==== Items ====

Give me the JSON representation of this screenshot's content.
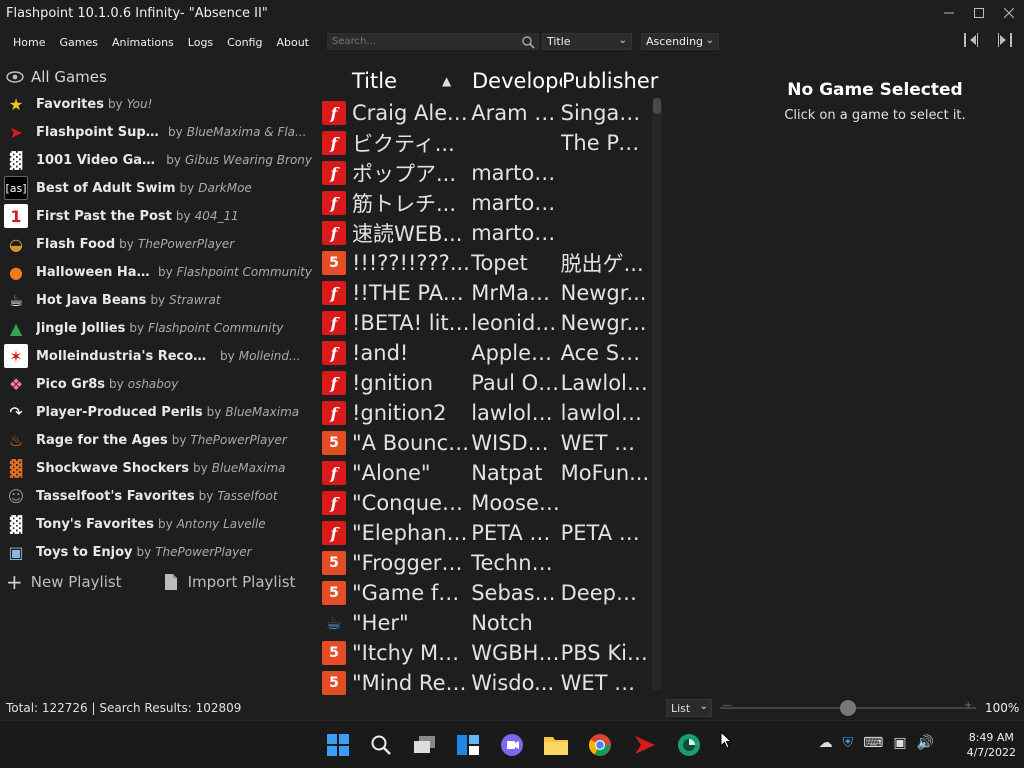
{
  "window": {
    "title": "Flashpoint 10.1.0.6 Infinity- \"Absence II\"",
    "controls": [
      "minimize",
      "maximize",
      "close"
    ]
  },
  "menu": [
    "Home",
    "Games",
    "Animations",
    "Logs",
    "Config",
    "About"
  ],
  "search": {
    "placeholder": "Search...",
    "value": ""
  },
  "sort": {
    "field": "Title",
    "order": "Ascending"
  },
  "sidebar": {
    "all_games": "All Games",
    "playlists": [
      {
        "title": "Favorites",
        "by": "by",
        "author": "You!",
        "icon": "star-icon",
        "color": "#f5c518"
      },
      {
        "title": "Flashpoint Super ...",
        "by": "by",
        "author": "BlueMaxima & Fla...",
        "icon": "flashpoint-icon",
        "color": "#d91a1a"
      },
      {
        "title": "1001 Video Games",
        "by": "by",
        "author": "Gibus Wearing Brony",
        "icon": "space-invader-icon",
        "color": "#ffffff"
      },
      {
        "title": "Best of Adult Swim",
        "by": "by",
        "author": "DarkMoe",
        "icon": "adult-swim-icon",
        "color": "#ffffff"
      },
      {
        "title": "First Past the Post",
        "by": "by",
        "author": "404_11",
        "icon": "first-place-icon",
        "color": "#d91a1a"
      },
      {
        "title": "Flash Food",
        "by": "by",
        "author": "ThePowerPlayer",
        "icon": "burger-icon",
        "color": "#d9932e"
      },
      {
        "title": "Halloween Haunts",
        "by": "by",
        "author": "Flashpoint Community",
        "icon": "pumpkin-icon",
        "color": "#f07c1a"
      },
      {
        "title": "Hot Java Beans",
        "by": "by",
        "author": "Strawrat",
        "icon": "mug-icon",
        "color": "#ffffff"
      },
      {
        "title": "Jingle Jollies",
        "by": "by",
        "author": "Flashpoint Community",
        "icon": "christmas-tree-icon",
        "color": "#2fa84f"
      },
      {
        "title": "Molleindustria's Recomm...",
        "by": "by",
        "author": "Molleind...",
        "icon": "molleindustria-icon",
        "color": "#d91a1a"
      },
      {
        "title": "Pico Gr8s",
        "by": "by",
        "author": "oshaboy",
        "icon": "pico-icon",
        "color": "#ff77a8"
      },
      {
        "title": "Player-Produced Perils",
        "by": "by",
        "author": "BlueMaxima",
        "icon": "share-arrow-icon",
        "color": "#ffffff"
      },
      {
        "title": "Rage for the Ages",
        "by": "by",
        "author": "ThePowerPlayer",
        "icon": "flame-icon",
        "color": "#f06a1a"
      },
      {
        "title": "Shockwave Shockers",
        "by": "by",
        "author": "BlueMaxima",
        "icon": "shockwave-icon",
        "color": "#e07020"
      },
      {
        "title": "Tasselfoot's Favorites",
        "by": "by",
        "author": "Tasselfoot",
        "icon": "avatar-icon",
        "color": "#9a8f80"
      },
      {
        "title": "Tony's Favorites",
        "by": "by",
        "author": "Antony Lavelle",
        "icon": "figure-icon",
        "color": "#ffffff"
      },
      {
        "title": "Toys to Enjoy",
        "by": "by",
        "author": "ThePowerPlayer",
        "icon": "blocks-icon",
        "color": "#8fb4e0"
      }
    ],
    "new_playlist": "New Playlist",
    "import_playlist": "Import Playlist"
  },
  "list": {
    "headers": {
      "title": "Title",
      "developer": "Developer",
      "publisher": "Publisher"
    },
    "rows": [
      {
        "platform": "flash",
        "title": "Craig Alex...",
        "developer": "Aram P...",
        "publisher": "Singap..."
      },
      {
        "platform": "flash",
        "title": "ビクティ...",
        "developer": "",
        "publisher": "The Po..."
      },
      {
        "platform": "flash",
        "title": "ポップア...",
        "developer": "martonn",
        "publisher": ""
      },
      {
        "platform": "flash",
        "title": "筋トレチ...",
        "developer": "martonn",
        "publisher": ""
      },
      {
        "platform": "flash",
        "title": "速読WEB...",
        "developer": "martonn",
        "publisher": ""
      },
      {
        "platform": "html5",
        "title": "!!!??!!???...",
        "developer": "Topet",
        "publisher": "脱出ゲ..."
      },
      {
        "platform": "flash",
        "title": "!!THE PAC...",
        "developer": "MrMan...",
        "publisher": "Newgr..."
      },
      {
        "platform": "flash",
        "title": "!BETA! littl...",
        "developer": "leonido...",
        "publisher": "Newgr..."
      },
      {
        "platform": "flash",
        "title": "!and!",
        "developer": "Apples...",
        "publisher": "Ace Sh..."
      },
      {
        "platform": "flash",
        "title": "!gnition",
        "developer": "Paul Oa...",
        "publisher": "Lawlola..."
      },
      {
        "platform": "flash",
        "title": "!gnition2",
        "developer": "lawlola...",
        "publisher": "lawlola..."
      },
      {
        "platform": "html5",
        "title": "\"A Bounce...",
        "developer": "WISDO...",
        "publisher": "WET G..."
      },
      {
        "platform": "flash",
        "title": "\"Alone\"",
        "developer": "Natpat",
        "publisher": "MoFun..."
      },
      {
        "platform": "flash",
        "title": "\"Conquer ...",
        "developer": "Moose ...",
        "publisher": ""
      },
      {
        "platform": "flash",
        "title": "\"Elephant...",
        "developer": "PETA Ki...",
        "publisher": "PETA Ki..."
      },
      {
        "platform": "html5",
        "title": "\"Frogger\" ...",
        "developer": "Techno...",
        "publisher": ""
      },
      {
        "platform": "html5",
        "title": "\"Game fee...",
        "developer": "Sebasti...",
        "publisher": "Deepni..."
      },
      {
        "platform": "java",
        "title": "\"Her\"",
        "developer": "Notch",
        "publisher": ""
      },
      {
        "platform": "html5",
        "title": "\"Itchy Mar...",
        "developer": "WGBH;...",
        "publisher": "PBS Kids"
      },
      {
        "platform": "html5",
        "title": "\"Mind Rea...",
        "developer": "Wisdo...",
        "publisher": "WET G..."
      }
    ]
  },
  "details": {
    "title": "No Game Selected",
    "subtitle": "Click on a game to select it."
  },
  "status": {
    "counts": "Total: 122726 | Search Results: 102809",
    "view": "List",
    "zoom": "100%",
    "zoom_fraction": 0.5
  },
  "taskbar": {
    "apps": [
      "windows-start-icon",
      "search-icon",
      "task-view-icon",
      "widgets-icon",
      "chat-icon",
      "file-explorer-icon",
      "chrome-icon",
      "flashpoint-icon",
      "edge-dev-icon"
    ],
    "time": "8:49 AM",
    "date": "4/7/2022"
  }
}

====

Task directions => Can you repeat every record above exactly, apart from the pictures?

Result of this task =>
Give me the JSON representation of this screenshot's content.
{
  "window": {
    "title": "Flashpoint 10.1.0.6 Infinity- \"Absence II\"",
    "controls": [
      "minimize",
      "maximize",
      "close"
    ]
  },
  "menu": [
    "Home",
    "Games",
    "Animations",
    "Logs",
    "Config",
    "About"
  ],
  "search": {
    "placeholder": "Search...",
    "value": ""
  },
  "sort": {
    "field": "Title",
    "order": "Ascending"
  },
  "sidebar": {
    "all_games": "All Games",
    "playlists": [
      {
        "title": "Favorites",
        "by": "by",
        "author": "You!",
        "icon": "star-icon",
        "color": "#f5c518"
      },
      {
        "title": "Flashpoint Super ...",
        "by": "by",
        "author": "BlueMaxima & Fla...",
        "icon": "flashpoint-icon",
        "color": "#d91a1a"
      },
      {
        "title": "1001 Video Games",
        "by": "by",
        "author": "Gibus Wearing Brony",
        "icon": "space-invader-icon",
        "color": "#ffffff"
      },
      {
        "title": "Best of Adult Swim",
        "by": "by",
        "author": "DarkMoe",
        "icon": "adult-swim-icon",
        "color": "#ffffff"
      },
      {
        "title": "First Past the Post",
        "by": "by",
        "author": "404_11",
        "icon": "first-place-icon",
        "color": "#d91a1a"
      },
      {
        "title": "Flash Food",
        "by": "by",
        "author": "ThePowerPlayer",
        "icon": "burger-icon",
        "color": "#d9932e"
      },
      {
        "title": "Halloween Haunts",
        "by": "by",
        "author": "Flashpoint Community",
        "icon": "pumpkin-icon",
        "color": "#f07c1a"
      },
      {
        "title": "Hot Java Beans",
        "by": "by",
        "author": "Strawrat",
        "icon": "mug-icon",
        "color": "#ffffff"
      },
      {
        "title": "Jingle Jollies",
        "by": "by",
        "author": "Flashpoint Community",
        "icon": "christmas-tree-icon",
        "color": "#2fa84f"
      },
      {
        "title": "Molleindustria's Recomm...",
        "by": "by",
        "author": "Molleind...",
        "icon": "molleindustria-icon",
        "color": "#d91a1a"
      },
      {
        "title": "Pico Gr8s",
        "by": "by",
        "author": "oshaboy",
        "icon": "pico-icon",
        "color": "#ff77a8"
      },
      {
        "title": "Player-Produced Perils",
        "by": "by",
        "author": "BlueMaxima",
        "icon": "share-arrow-icon",
        "color": "#ffffff"
      },
      {
        "title": "Rage for the Ages",
        "by": "by",
        "author": "ThePowerPlayer",
        "icon": "flame-icon",
        "color": "#f06a1a"
      },
      {
        "title": "Shockwave Shockers",
        "by": "by",
        "author": "BlueMaxima",
        "icon": "shockwave-icon",
        "color": "#e07020"
      },
      {
        "title": "Tasselfoot's Favorites",
        "by": "by",
        "author": "Tasselfoot",
        "icon": "avatar-icon",
        "color": "#9a8f80"
      },
      {
        "title": "Tony's Favorites",
        "by": "by",
        "author": "Antony Lavelle",
        "icon": "figure-icon",
        "color": "#ffffff"
      },
      {
        "title": "Toys to Enjoy",
        "by": "by",
        "author": "ThePowerPlayer",
        "icon": "blocks-icon",
        "color": "#8fb4e0"
      }
    ],
    "new_playlist": "New Playlist",
    "import_playlist": "Import Playlist"
  },
  "list": {
    "headers": {
      "title": "Title",
      "developer": "Developer",
      "publisher": "Publisher"
    },
    "rows": [
      {
        "platform": "flash",
        "title": "Craig Alex...",
        "developer": "Aram P...",
        "publisher": "Singap..."
      },
      {
        "platform": "flash",
        "title": "ビクティ...",
        "developer": "",
        "publisher": "The Po..."
      },
      {
        "platform": "flash",
        "title": "ポップア...",
        "developer": "martonn",
        "publisher": ""
      },
      {
        "platform": "flash",
        "title": "筋トレチ...",
        "developer": "martonn",
        "publisher": ""
      },
      {
        "platform": "flash",
        "title": "速読WEB...",
        "developer": "martonn",
        "publisher": ""
      },
      {
        "platform": "html5",
        "title": "!!!??!!???...",
        "developer": "Topet",
        "publisher": "脱出ゲ..."
      },
      {
        "platform": "flash",
        "title": "!!THE PAC...",
        "developer": "MrMan...",
        "publisher": "Newgr..."
      },
      {
        "platform": "flash",
        "title": "!BETA! littl...",
        "developer": "leonido...",
        "publisher": "Newgr..."
      },
      {
        "platform": "flash",
        "title": "!and!",
        "developer": "Apples...",
        "publisher": "Ace Sh..."
      },
      {
        "platform": "flash",
        "title": "!gnition",
        "developer": "Paul Oa...",
        "publisher": "Lawlola..."
      },
      {
        "platform": "flash",
        "title": "!gnition2",
        "developer": "lawlola...",
        "publisher": "lawlola..."
      },
      {
        "platform": "html5",
        "title": "\"A Bounce...",
        "developer": "WISDO...",
        "publisher": "WET G..."
      },
      {
        "platform": "flash",
        "title": "\"Alone\"",
        "developer": "Natpat",
        "publisher": "MoFun..."
      },
      {
        "platform": "flash",
        "title": "\"Conquer ...",
        "developer": "Moose ...",
        "publisher": ""
      },
      {
        "platform": "flash",
        "title": "\"Elephant...",
        "developer": "PETA Ki...",
        "publisher": "PETA Ki..."
      },
      {
        "platform": "html5",
        "title": "\"Frogger\" ...",
        "developer": "Techno...",
        "publisher": ""
      },
      {
        "platform": "html5",
        "title": "\"Game fee...",
        "developer": "Sebasti...",
        "publisher": "Deepni..."
      },
      {
        "platform": "java",
        "title": "\"Her\"",
        "developer": "Notch",
        "publisher": ""
      },
      {
        "platform": "html5",
        "title": "\"Itchy Mar...",
        "developer": "WGBH;...",
        "publisher": "PBS Kids"
      },
      {
        "platform": "html5",
        "title": "\"Mind Rea...",
        "developer": "Wisdo...",
        "publisher": "WET G..."
      }
    ]
  },
  "details": {
    "title": "No Game Selected",
    "subtitle": "Click on a game to select it."
  },
  "status": {
    "counts": "Total: 122726 | Search Results: 102809",
    "view": "List",
    "zoom": "100%",
    "zoom_fraction": 0.5
  },
  "taskbar": {
    "apps": [
      "windows-start-icon",
      "search-icon",
      "task-view-icon",
      "widgets-icon",
      "chat-icon",
      "file-explorer-icon",
      "chrome-icon",
      "flashpoint-icon",
      "edge-dev-icon"
    ],
    "time": "8:49 AM",
    "date": "4/7/2022"
  }
}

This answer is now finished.